**TASK OBJECTIVE:**
Word for word, quote the lines from the one containing "Read all visible content and emit it as JSON." to the end of the entries below, including both. Leave pictures out.

**DATA SECTION:**
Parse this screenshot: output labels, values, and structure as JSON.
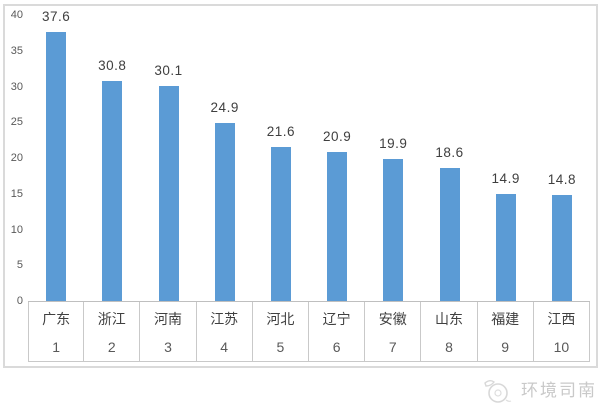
{
  "chart_data": {
    "type": "bar",
    "title": "",
    "xlabel": "",
    "ylabel": "",
    "categories": [
      "广东",
      "浙江",
      "河南",
      "江苏",
      "河北",
      "辽宁",
      "安徽",
      "山东",
      "福建",
      "江西"
    ],
    "rank_labels": [
      "1",
      "2",
      "3",
      "4",
      "5",
      "6",
      "7",
      "8",
      "9",
      "10"
    ],
    "values": [
      37.6,
      30.8,
      30.1,
      24.9,
      21.6,
      20.9,
      19.9,
      18.6,
      14.9,
      14.8
    ],
    "data_labels": [
      "37.6",
      "30.8",
      "30.1",
      "24.9",
      "21.6",
      "20.9",
      "19.9",
      "18.6",
      "14.9",
      "14.8"
    ],
    "y_ticks": [
      0,
      5,
      10,
      15,
      20,
      25,
      30,
      35,
      40
    ],
    "ylim": [
      0,
      40
    ],
    "grid": false,
    "legend_position": "none",
    "bar_color": "#5B9BD5"
  },
  "watermark": {
    "text": "环境司南",
    "icon": "compass-logo-icon"
  },
  "colors": {
    "bar": "#5B9BD5",
    "axis_line": "#bfbfbf",
    "table_border": "#c9c9c9",
    "tick_text": "#595959",
    "category_text": "#404040",
    "data_label_text": "#3f3f3f",
    "frame_border": "#dadada",
    "watermark_text": "#c9c9c9"
  }
}
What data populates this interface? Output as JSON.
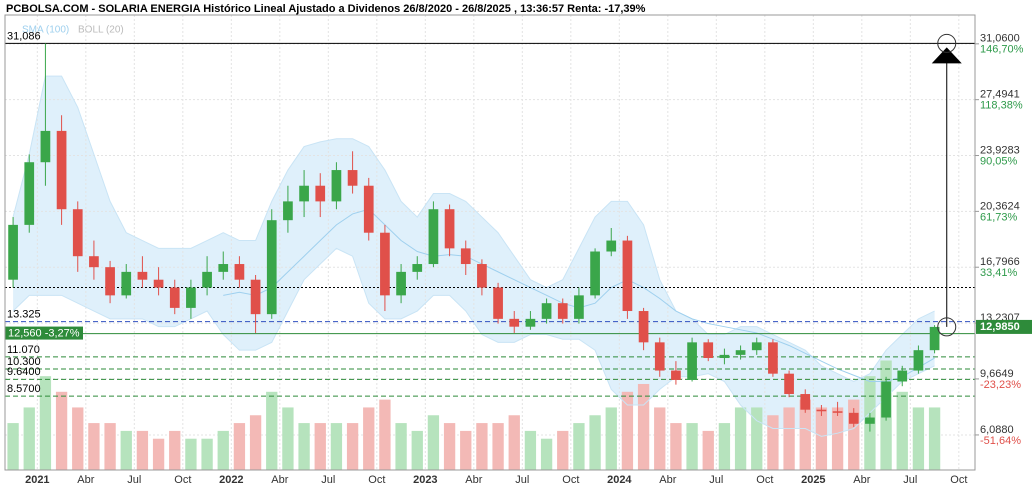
{
  "chart_data": {
    "type": "candlestick",
    "title": "PCBOLSA.COM - SOLARIA ENERGIA Histórico Lineal Ajustado a Dividenos 26/8/2020 - 26/8/2025 , 13:36:57 Renta: -17,39%",
    "legend": [
      {
        "name": "SMA (100)",
        "color": "#9fd0ee"
      },
      {
        "name": "BOLL (20)",
        "color": "#bbbbbb"
      }
    ],
    "categories": [
      null,
      null,
      "2021",
      null,
      null,
      "Abr",
      null,
      null,
      "Jul",
      null,
      null,
      "Oct",
      null,
      null,
      "2022",
      null,
      null,
      "Abr",
      null,
      null,
      "Jul",
      null,
      null,
      "Oct",
      null,
      null,
      "2023",
      null,
      null,
      "Abr",
      null,
      null,
      "Jul",
      null,
      null,
      "Oct",
      null,
      null,
      "2024",
      null,
      null,
      "Abr",
      null,
      null,
      "Jul",
      null,
      null,
      "Oct",
      null,
      null,
      "2025",
      null,
      null,
      "Abr",
      null,
      null,
      "Jul",
      null,
      null,
      "Oct"
    ],
    "open": [
      16,
      19.5,
      23.5,
      25.5,
      20.5,
      17.5,
      16.8,
      15,
      16.5,
      16,
      15.5,
      14.2,
      15.5,
      16.5,
      17,
      16,
      13.8,
      19.8,
      21,
      22,
      21,
      23,
      22,
      19,
      15,
      16.5,
      17,
      20.5,
      18,
      17,
      15.5,
      13.5,
      13,
      13.5,
      14.5,
      13.5,
      15,
      17.8,
      18.5,
      14,
      12,
      10.2,
      9.6,
      12,
      11,
      11.2,
      11.5,
      12,
      10,
      8.7,
      7.7,
      7.6,
      7.5,
      6.8,
      7.2,
      9.5,
      10.2,
      11.5,
      null,
      null
    ],
    "high": [
      20,
      24,
      31.086,
      26.5,
      21,
      18.5,
      17.2,
      17,
      17.5,
      16.8,
      16,
      16,
      17.5,
      17.8,
      17.5,
      16.3,
      20.5,
      22,
      23,
      22.8,
      23.5,
      24.2,
      22.5,
      19.5,
      17,
      17.5,
      21,
      20.8,
      18.5,
      17.3,
      15.8,
      14,
      14,
      14.8,
      14.8,
      15.5,
      18,
      19.3,
      18.8,
      14.2,
      12.3,
      10.8,
      12.3,
      12.2,
      11.6,
      11.8,
      12.3,
      12.2,
      10.2,
      9,
      8,
      8.2,
      7.8,
      7.5,
      9.8,
      10.5,
      11.8,
      13.1,
      null,
      null
    ],
    "low": [
      15.5,
      19,
      22,
      19.5,
      16.5,
      16,
      14.5,
      14.8,
      15.5,
      15,
      13.8,
      13.5,
      15,
      16,
      15.5,
      12.6,
      13.5,
      19,
      20,
      20,
      20.5,
      21.5,
      18.5,
      14,
      14.5,
      16,
      16.8,
      17.5,
      16.3,
      15,
      13.2,
      12.6,
      12.8,
      13.2,
      13.2,
      13.2,
      14.8,
      17.5,
      13.5,
      11.5,
      9.8,
      9.3,
      9.5,
      10.8,
      10.6,
      10.9,
      11.2,
      9.8,
      8.5,
      7.5,
      7.3,
      7.3,
      6.6,
      6.3,
      7,
      9.2,
      10,
      11.3,
      null,
      null
    ],
    "close": [
      19.5,
      23.5,
      25.5,
      20.5,
      17.5,
      16.8,
      15,
      16.5,
      16,
      15.5,
      14.2,
      15.5,
      16.5,
      17,
      16,
      13.8,
      19.8,
      21,
      22,
      21,
      23,
      22,
      19,
      15,
      16.5,
      17,
      20.5,
      18,
      17,
      15.5,
      13.5,
      13,
      13.5,
      14.5,
      13.5,
      15,
      17.8,
      18.5,
      14,
      12,
      10.2,
      9.6,
      12,
      11,
      11.2,
      11.5,
      12,
      10,
      8.7,
      7.7,
      7.6,
      7.5,
      6.8,
      7.2,
      9.5,
      10.2,
      11.5,
      12.985,
      null,
      null
    ],
    "volume": [
      3,
      4,
      6,
      5,
      4,
      3,
      3,
      2.5,
      2.5,
      2,
      2.5,
      2,
      2,
      2.5,
      3,
      3.5,
      5,
      4,
      3,
      3,
      3,
      3,
      4,
      4.5,
      3,
      2.5,
      3.5,
      3,
      2.5,
      3,
      3,
      3.5,
      2.5,
      2,
      2.5,
      3,
      3.5,
      4,
      5,
      5.5,
      4,
      3,
      3,
      2.5,
      3,
      4,
      4,
      3.5,
      4,
      4.5,
      4,
      4,
      4.5,
      6,
      7,
      5,
      4,
      4,
      null,
      null
    ],
    "vlim": [
      0,
      16
    ],
    "sma": [
      null,
      null,
      null,
      null,
      null,
      null,
      null,
      null,
      null,
      null,
      null,
      null,
      null,
      15,
      15.2,
      15,
      15.5,
      16.5,
      17.5,
      18.5,
      19.5,
      20.2,
      20.5,
      19.5,
      18.5,
      17.8,
      17.5,
      17.6,
      17.5,
      17,
      16.5,
      16,
      15.5,
      15,
      14.5,
      14.2,
      14.5,
      15.5,
      16,
      15.5,
      14.8,
      14,
      13.5,
      13.2,
      13,
      12.8,
      12.6,
      12.2,
      11.8,
      11.3,
      10.8,
      10.3,
      9.9,
      9.5,
      9.5,
      9.8,
      10.4,
      11,
      null,
      null
    ],
    "bollinger_upper": [
      20,
      24,
      29,
      29,
      27,
      24,
      21,
      19,
      18.5,
      18,
      18,
      18,
      18.5,
      19,
      18.5,
      18.5,
      21,
      23,
      24.5,
      24.8,
      25,
      25,
      24.5,
      23,
      21,
      20,
      21.5,
      21.5,
      21,
      20,
      19,
      17.5,
      16,
      15.5,
      16,
      18,
      20,
      21,
      21,
      19.5,
      16,
      14,
      13.5,
      12.5,
      12.5,
      13,
      13,
      12.5,
      12,
      11.5,
      10.5,
      10,
      9.5,
      10,
      11.5,
      12.5,
      13.5,
      14,
      null,
      null
    ],
    "bollinger_lower": [
      14,
      15,
      15,
      15,
      14.5,
      14,
      13.5,
      13.5,
      13.5,
      13,
      13,
      13.5,
      14,
      12.5,
      11.5,
      11.5,
      12,
      14,
      16,
      17,
      18,
      17.5,
      14.5,
      13.5,
      13.5,
      14,
      15,
      15,
      14,
      12.5,
      12,
      12,
      12.5,
      12.5,
      12.2,
      12.2,
      11.5,
      9,
      8,
      8,
      9,
      9.8,
      9.8,
      10,
      9.5,
      8,
      7,
      6.5,
      6.5,
      6.5,
      6,
      6.2,
      6.5,
      7.5,
      8.5,
      9.5,
      10,
      10.5,
      null,
      null
    ],
    "ylim": [
      3.85,
      32.9
    ],
    "yticks": [
      {
        "value": 31.06,
        "label": "31,0600"
      },
      {
        "value": 27.4941,
        "label": "27,4941"
      },
      {
        "value": 23.9283,
        "label": "23,9283"
      },
      {
        "value": 20.3624,
        "label": "20,3624"
      },
      {
        "value": 16.7966,
        "label": "16,7966"
      },
      {
        "value": 13.2307,
        "label": "13,2307"
      },
      {
        "value": 9.6649,
        "label": "9,6649"
      },
      {
        "value": 6.088,
        "label": "6,0880"
      }
    ],
    "ytick_pct_labels": [
      "146,70%",
      "118,38%",
      "90,05%",
      "61,73%",
      "33,41%",
      null,
      "-23,23%",
      "-51,64%"
    ],
    "levels": [
      {
        "value": 31.086,
        "label": "31,086",
        "color": "#000000",
        "style": "solid"
      },
      {
        "value": 15.5,
        "color": "#000000",
        "style": "dotted"
      },
      {
        "value": 13.325,
        "label": "13.325",
        "color": "#3050c0",
        "style": "dashed"
      },
      {
        "value": 12.56,
        "label": "12,560 -3,27%",
        "color": "#2e8b3a",
        "style": "solid"
      },
      {
        "value": 11.07,
        "label": "11.070",
        "color": "#2e8b3a",
        "style": "dashed"
      },
      {
        "value": 10.3,
        "label": "10.300",
        "color": "#2e8b3a",
        "style": "dashed"
      },
      {
        "value": 9.64,
        "label": "9.6400",
        "color": "#2e8b3a",
        "style": "dashed"
      },
      {
        "value": 8.57,
        "label": "8.5700",
        "color": "#2e8b3a",
        "style": "dashed"
      }
    ],
    "current_price": {
      "value": 12.985,
      "label": "12,9850",
      "color": "#2e8b3a"
    },
    "up_color": "#3aa64a",
    "down_color": "#e0504a",
    "grid": true
  }
}
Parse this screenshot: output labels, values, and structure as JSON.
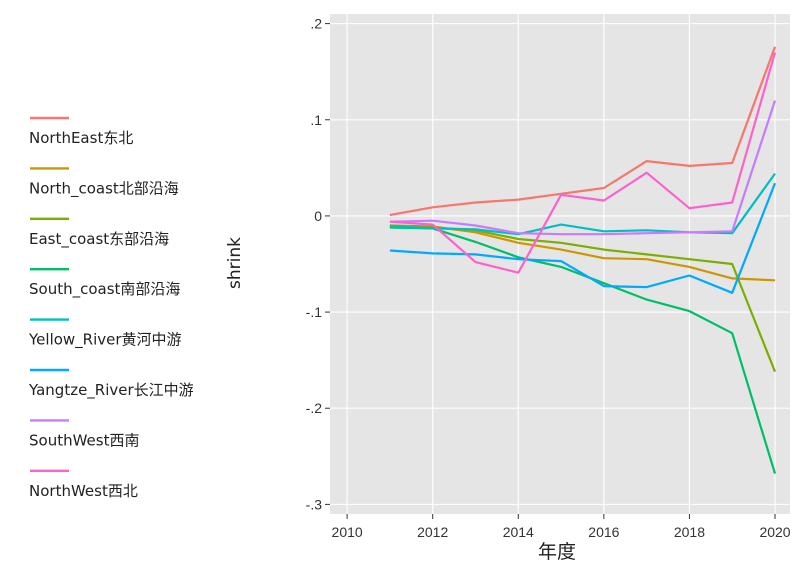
{
  "chart_data": {
    "type": "line",
    "title": "",
    "xlabel": "年度",
    "ylabel": "shrink",
    "xlim": [
      2009.6,
      2020.35
    ],
    "ylim": [
      -0.31,
      0.21
    ],
    "x_ticks": [
      2010,
      2012,
      2014,
      2016,
      2018,
      2020
    ],
    "x_tick_labels": [
      "2010",
      "2012",
      "2014",
      "2016",
      "2018",
      "2020"
    ],
    "y_ticks": [
      0.2,
      0.1,
      0,
      -0.1,
      -0.2,
      -0.3
    ],
    "y_tick_labels": [
      ".2",
      ".1",
      "0",
      "-.1",
      "-.2",
      "-.3"
    ],
    "grid": true,
    "legend_position": "left",
    "x": [
      2011,
      2012,
      2013,
      2014,
      2015,
      2016,
      2017,
      2018,
      2019,
      2020
    ],
    "series": [
      {
        "name": "NorthEast东北",
        "color": "#F8766D",
        "values": [
          0.001,
          0.009,
          0.014,
          0.017,
          0.023,
          0.029,
          0.057,
          0.052,
          0.055,
          0.176
        ]
      },
      {
        "name": "North_coast北部沿海",
        "color": "#CD9600",
        "values": [
          -0.01,
          -0.011,
          -0.017,
          -0.028,
          -0.035,
          -0.044,
          -0.045,
          -0.053,
          -0.065,
          -0.067
        ]
      },
      {
        "name": "East_coast东部沿海",
        "color": "#7CAE00",
        "values": [
          -0.01,
          -0.012,
          -0.015,
          -0.024,
          -0.028,
          -0.035,
          -0.04,
          -0.045,
          -0.05,
          -0.162
        ]
      },
      {
        "name": "South_coast南部沿海",
        "color": "#00BE67",
        "values": [
          -0.012,
          -0.013,
          -0.027,
          -0.043,
          -0.053,
          -0.07,
          -0.087,
          -0.099,
          -0.122,
          -0.268
        ]
      },
      {
        "name": "Yellow_River黄河中游",
        "color": "#00BFC4",
        "values": [
          -0.011,
          -0.013,
          -0.014,
          -0.019,
          -0.009,
          -0.016,
          -0.015,
          -0.017,
          -0.018,
          0.044
        ]
      },
      {
        "name": "Yangtze_River长江中游",
        "color": "#00A9FF",
        "values": [
          -0.036,
          -0.039,
          -0.04,
          -0.045,
          -0.047,
          -0.073,
          -0.074,
          -0.062,
          -0.08,
          0.034
        ]
      },
      {
        "name": "SouthWest西南",
        "color": "#C77CFF",
        "values": [
          -0.006,
          -0.005,
          -0.01,
          -0.018,
          -0.019,
          -0.019,
          -0.018,
          -0.017,
          -0.016,
          0.12
        ]
      },
      {
        "name": "NorthWest西北",
        "color": "#FF61CC",
        "values": [
          -0.006,
          -0.009,
          -0.048,
          -0.059,
          0.022,
          0.016,
          0.045,
          0.008,
          0.014,
          0.17
        ]
      }
    ]
  }
}
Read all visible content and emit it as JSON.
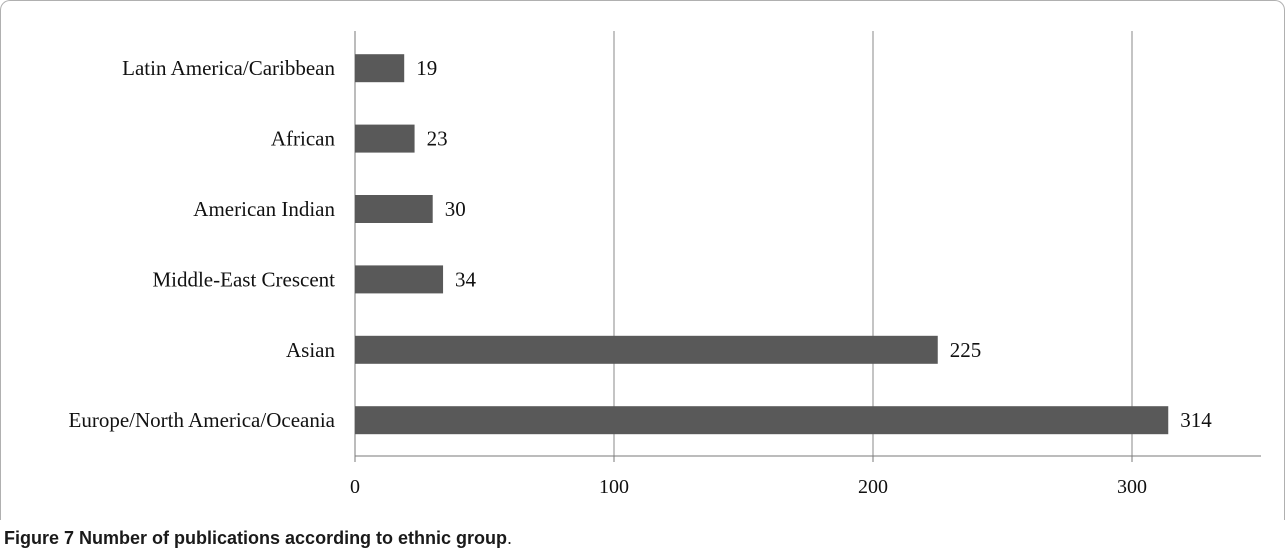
{
  "figure": {
    "label": "Figure 7",
    "caption": "Number of publications according to ethnic group",
    "period": "."
  },
  "chart_data": {
    "type": "bar",
    "orientation": "horizontal",
    "title": "",
    "xlabel": "",
    "ylabel": "",
    "categories": [
      "Latin America/Caribbean",
      "African",
      "American Indian",
      "Middle-East Crescent",
      "Asian",
      "Europe/North America/Oceania"
    ],
    "values": [
      19,
      23,
      30,
      34,
      225,
      314
    ],
    "xlim": [
      0,
      350
    ],
    "xticks": [
      0,
      100,
      200,
      300
    ],
    "grid": "vertical",
    "bar_color": "#595959",
    "legend": "none"
  }
}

**THE RESPONSE:**
Read all visible content and emit it as JSON.
{
  "figure": {
    "label": "Figure 7",
    "caption": "Number of publications according to ethnic group",
    "period": "."
  },
  "chart_data": {
    "type": "bar",
    "orientation": "horizontal",
    "title": "",
    "xlabel": "",
    "ylabel": "",
    "categories": [
      "Latin America/Caribbean",
      "African",
      "American Indian",
      "Middle-East Crescent",
      "Asian",
      "Europe/North America/Oceania"
    ],
    "values": [
      19,
      23,
      30,
      34,
      225,
      314
    ],
    "xlim": [
      0,
      350
    ],
    "xticks": [
      0,
      100,
      200,
      300
    ],
    "grid": "vertical",
    "bar_color": "#595959",
    "legend": "none"
  }
}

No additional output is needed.